Task to complete - Lines containing the word "this" are the ones to copy from the records below.

[Figure contents as structured data]
>> begin

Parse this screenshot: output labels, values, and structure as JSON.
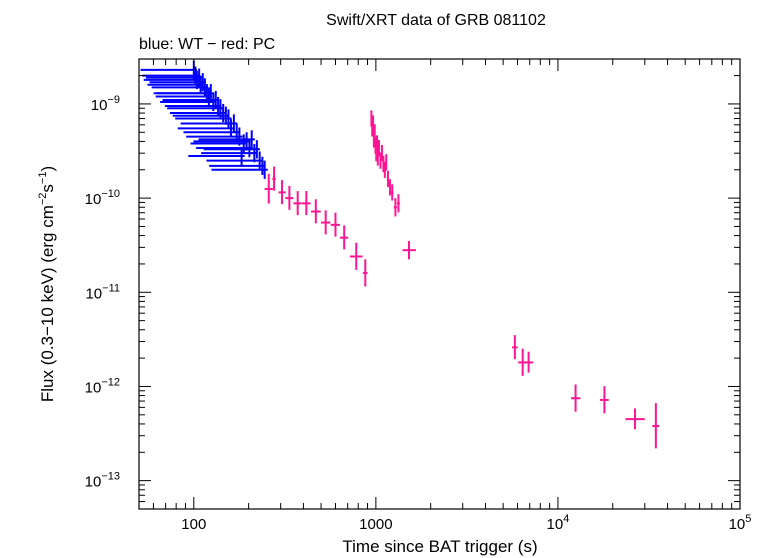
{
  "chart_data": {
    "type": "scatter",
    "title": "Swift/XRT data of GRB 081102",
    "subtitle": "blue: WT − red: PC",
    "xlabel": "Time since BAT trigger (s)",
    "ylabel_parts": [
      "Flux (0.3−10 keV) (erg cm",
      "−2",
      "s",
      "−1",
      ")"
    ],
    "x_scale": "log",
    "y_scale": "log",
    "xlim": [
      50,
      100000
    ],
    "ylim": [
      5e-14,
      3e-09
    ],
    "x_ticks": [
      {
        "value": 100,
        "label": "100"
      },
      {
        "value": 1000,
        "label": "1000"
      },
      {
        "value": 10000,
        "base": "10",
        "exp": "4"
      },
      {
        "value": 100000,
        "base": "10",
        "exp": "5"
      }
    ],
    "y_ticks": [
      {
        "value": 1e-09,
        "base": "10",
        "exp": "−9"
      },
      {
        "value": 1e-10,
        "base": "10",
        "exp": "−10"
      },
      {
        "value": 1e-11,
        "base": "10",
        "exp": "−11"
      },
      {
        "value": 1e-12,
        "base": "10",
        "exp": "−12"
      },
      {
        "value": 1e-13,
        "base": "10",
        "exp": "−13"
      }
    ],
    "grid": false,
    "series": [
      {
        "name": "WT",
        "color": "#0000ff",
        "points": [
          [
            100,
            2.3e-09,
            1.96,
            1.04,
            1.25,
            0.8
          ],
          [
            102,
            2e-09,
            1.96,
            1.04,
            1.25,
            0.8
          ],
          [
            104,
            1.8e-09,
            1.96,
            1.04,
            1.25,
            0.8
          ],
          [
            107,
            1.9e-09,
            1.96,
            1.04,
            1.25,
            0.8
          ],
          [
            109,
            1.6e-09,
            1.96,
            1.04,
            1.25,
            0.8
          ],
          [
            112,
            1.7e-09,
            1.96,
            1.04,
            1.25,
            0.8
          ],
          [
            115,
            1.5e-09,
            1.96,
            1.04,
            1.25,
            0.8
          ],
          [
            118,
            1.3e-09,
            1.96,
            1.04,
            1.25,
            0.8
          ],
          [
            121,
            1.2e-09,
            1.96,
            1.04,
            1.25,
            0.8
          ],
          [
            124,
            1.3e-09,
            1.96,
            1.04,
            1.25,
            0.8
          ],
          [
            128,
            1.05e-09,
            1.96,
            1.04,
            1.25,
            0.8
          ],
          [
            132,
            1.1e-09,
            1.96,
            1.04,
            1.25,
            0.8
          ],
          [
            136,
            9.5e-10,
            1.96,
            1.04,
            1.25,
            0.8
          ],
          [
            140,
            9e-10,
            1.96,
            1.04,
            1.25,
            0.8
          ],
          [
            145,
            8e-10,
            1.96,
            1.04,
            1.25,
            0.8
          ],
          [
            150,
            7.5e-10,
            1.96,
            1.04,
            1.25,
            0.8
          ],
          [
            155,
            7e-10,
            1.96,
            1.04,
            1.25,
            0.8
          ],
          [
            160,
            5.5e-10,
            1.96,
            1.04,
            1.25,
            0.8
          ],
          [
            166,
            6.2e-10,
            1.96,
            1.04,
            1.25,
            0.8
          ],
          [
            172,
            5e-10,
            1.96,
            1.04,
            1.25,
            0.8
          ],
          [
            178,
            4.5e-10,
            1.96,
            1.04,
            1.25,
            0.8
          ],
          [
            183,
            2.8e-10,
            1.96,
            1.04,
            1.25,
            0.8
          ],
          [
            188,
            3.8e-10,
            1.96,
            1.04,
            1.25,
            0.8
          ],
          [
            195,
            4e-10,
            1.96,
            1.04,
            1.25,
            0.8
          ],
          [
            202,
            3.4e-10,
            1.96,
            1.04,
            1.25,
            0.8
          ],
          [
            208,
            4.2e-10,
            1.96,
            1.04,
            1.25,
            0.8
          ],
          [
            215,
            3e-10,
            1.96,
            1.04,
            1.25,
            0.8
          ],
          [
            222,
            3.3e-10,
            1.96,
            1.04,
            1.25,
            0.8
          ],
          [
            230,
            2.5e-10,
            1.96,
            1.04,
            1.25,
            0.8
          ],
          [
            238,
            2.2e-10,
            1.96,
            1.04,
            1.25,
            0.8
          ],
          [
            245,
            2e-10,
            1.96,
            1.04,
            1.25,
            0.8
          ]
        ]
      },
      {
        "name": "PC",
        "color": "#ff1493",
        "points": [
          [
            258,
            1.25e-10,
            245,
            272,
            1.45,
            0.7
          ],
          [
            276,
            1.6e-10,
            270,
            282,
            1.35,
            0.75
          ],
          [
            305,
            1.15e-10,
            292,
            320,
            1.35,
            0.75
          ],
          [
            335,
            1e-10,
            318,
            352,
            1.35,
            0.75
          ],
          [
            372,
            8.8e-11,
            352,
            392,
            1.35,
            0.75
          ],
          [
            415,
            8.8e-11,
            393,
            438,
            1.35,
            0.75
          ],
          [
            468,
            7.2e-11,
            440,
            498,
            1.35,
            0.75
          ],
          [
            530,
            5.5e-11,
            500,
            562,
            1.35,
            0.75
          ],
          [
            600,
            5.2e-11,
            565,
            635,
            1.35,
            0.75
          ],
          [
            670,
            3.8e-11,
            635,
            705,
            1.35,
            0.75
          ],
          [
            780,
            2.4e-11,
            720,
            845,
            1.4,
            0.72
          ],
          [
            875,
            1.6e-11,
            848,
            900,
            1.4,
            0.72
          ],
          [
            1520,
            2.8e-11,
            1400,
            1660,
            1.25,
            0.8
          ],
          [
            945,
            7e-10,
            940,
            950,
            1.22,
            0.82
          ],
          [
            955,
            5.5e-10,
            950,
            960,
            1.22,
            0.82
          ],
          [
            965,
            6.2e-10,
            960,
            970,
            1.22,
            0.82
          ],
          [
            975,
            4.2e-10,
            970,
            980,
            1.22,
            0.82
          ],
          [
            985,
            5e-10,
            980,
            990,
            1.22,
            0.82
          ],
          [
            995,
            3.6e-10,
            990,
            1000,
            1.22,
            0.82
          ],
          [
            1005,
            3e-10,
            1000,
            1010,
            1.22,
            0.82
          ],
          [
            1015,
            3.8e-10,
            1010,
            1020,
            1.22,
            0.82
          ],
          [
            1025,
            2.7e-10,
            1020,
            1030,
            1.22,
            0.82
          ],
          [
            1040,
            3.4e-10,
            1030,
            1050,
            1.22,
            0.82
          ],
          [
            1060,
            2.5e-10,
            1050,
            1070,
            1.22,
            0.82
          ],
          [
            1080,
            3e-10,
            1070,
            1090,
            1.22,
            0.82
          ],
          [
            1100,
            2.3e-10,
            1090,
            1110,
            1.22,
            0.82
          ],
          [
            1120,
            2e-10,
            1110,
            1130,
            1.22,
            0.82
          ],
          [
            1140,
            2.4e-10,
            1130,
            1150,
            1.22,
            0.82
          ],
          [
            1165,
            1.6e-10,
            1150,
            1180,
            1.22,
            0.82
          ],
          [
            1195,
            1.3e-10,
            1180,
            1210,
            1.22,
            0.82
          ],
          [
            1230,
            1.15e-10,
            1210,
            1250,
            1.22,
            0.82
          ],
          [
            1280,
            8e-11,
            1255,
            1305,
            1.25,
            0.8
          ],
          [
            1330,
            8.8e-11,
            1305,
            1355,
            1.25,
            0.8
          ],
          [
            5800,
            2.6e-12,
            5600,
            6000,
            1.35,
            0.75
          ],
          [
            6400,
            1.8e-12,
            6050,
            6750,
            1.4,
            0.72
          ],
          [
            6900,
            1.8e-12,
            6500,
            7300,
            1.3,
            0.78
          ],
          [
            12500,
            7.5e-13,
            11800,
            13300,
            1.4,
            0.72
          ],
          [
            18000,
            7.2e-13,
            17000,
            19000,
            1.4,
            0.72
          ],
          [
            26500,
            4.5e-13,
            23500,
            30000,
            1.3,
            0.78
          ],
          [
            34500,
            3.8e-13,
            33000,
            36000,
            1.75,
            0.58
          ]
        ]
      }
    ]
  }
}
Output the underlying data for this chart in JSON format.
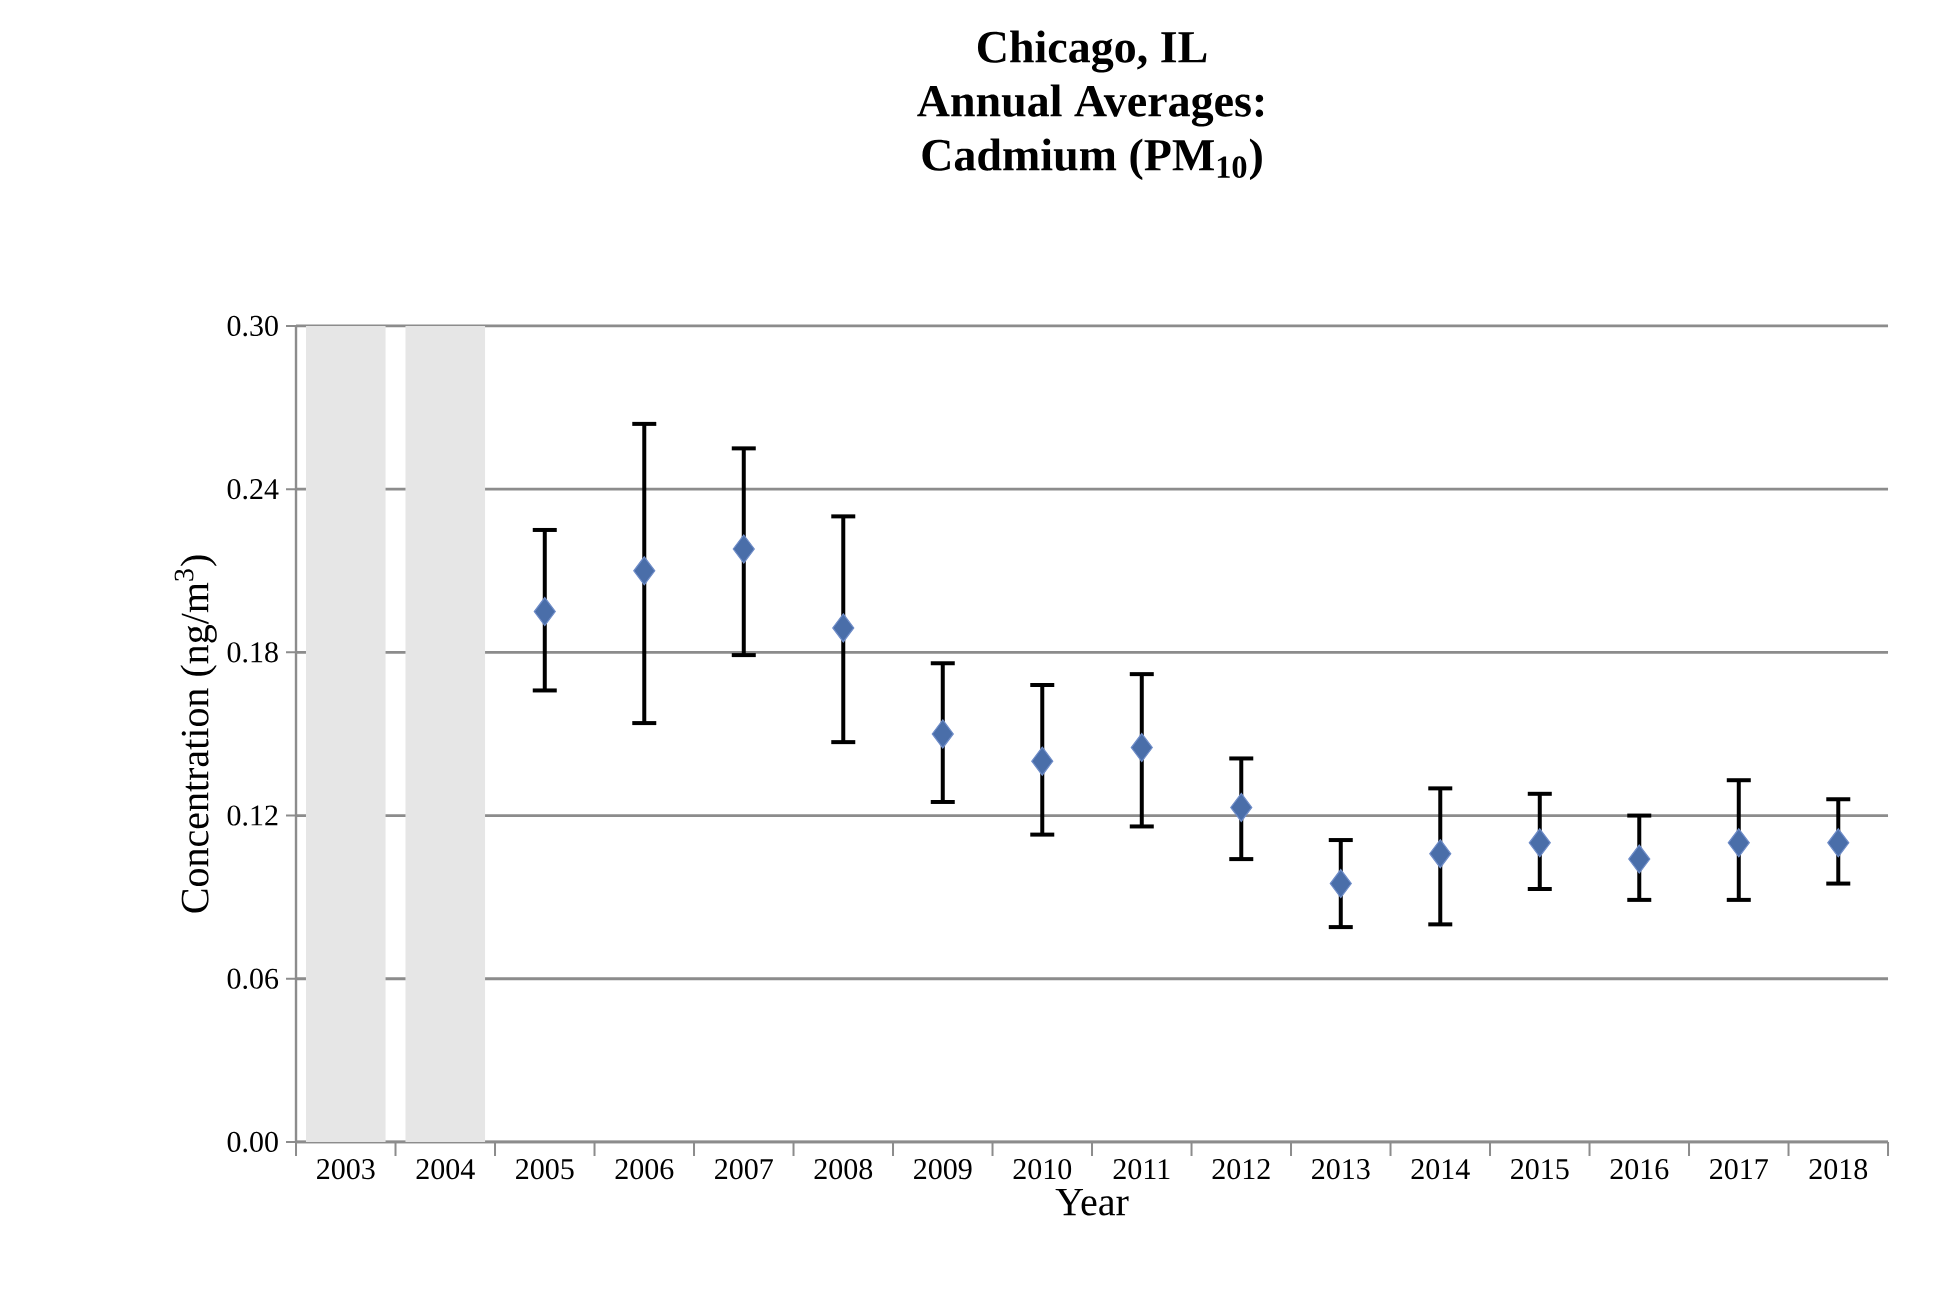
{
  "chart_data": {
    "type": "scatter",
    "title": "Chicago, IL\nAnnual Averages:\nCadmium (PM$_{10}$)",
    "xlabel": "Year",
    "ylabel": "Concentration (ng/m$^{3}$)",
    "categories": [
      "2003",
      "2004",
      "2005",
      "2006",
      "2007",
      "2008",
      "2009",
      "2010",
      "2011",
      "2012",
      "2013",
      "2014",
      "2015",
      "2016",
      "2017",
      "2018"
    ],
    "series": [
      {
        "color": "#4a6ea9",
        "values": [
          null,
          null,
          0.195,
          0.21,
          0.218,
          0.189,
          0.15,
          0.14,
          0.145,
          0.123,
          0.095,
          0.106,
          0.11,
          0.104,
          0.11,
          0.11
        ],
        "errors": [
          null,
          null,
          [
            0.166,
            0.225
          ],
          [
            0.154,
            0.264
          ],
          [
            0.179,
            0.255
          ],
          [
            0.147,
            0.23
          ],
          [
            0.125,
            0.176
          ],
          [
            0.113,
            0.168
          ],
          [
            0.116,
            0.172
          ],
          [
            0.104,
            0.141
          ],
          [
            0.079,
            0.111
          ],
          [
            0.08,
            0.13
          ],
          [
            0.093,
            0.128
          ],
          [
            0.089,
            0.12
          ],
          [
            0.089,
            0.133
          ],
          [
            0.095,
            0.126
          ]
        ]
      }
    ],
    "marker": "diamond",
    "grid": "y",
    "ylim": [
      0,
      0.3
    ],
    "yticks": [
      {
        "value": 0,
        "label": "0.00"
      },
      {
        "value": 0.06,
        "label": "0.06"
      },
      {
        "value": 0.12,
        "label": "0.12"
      },
      {
        "value": 0.18,
        "label": "0.18"
      },
      {
        "value": 0.24,
        "label": "0.24"
      },
      {
        "value": 0.3,
        "label": "0.30"
      }
    ],
    "bands": [
      {
        "axis": "x",
        "from": "2003",
        "to": "2003",
        "color": "#e6e6e6"
      },
      {
        "axis": "x",
        "from": "2004",
        "to": "2004",
        "color": "#e6e6e6"
      }
    ]
  }
}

>> end

Written answer -
Parse this screenshot: output labels, values, and structure as JSON.
Output the underlying data for this chart in JSON format.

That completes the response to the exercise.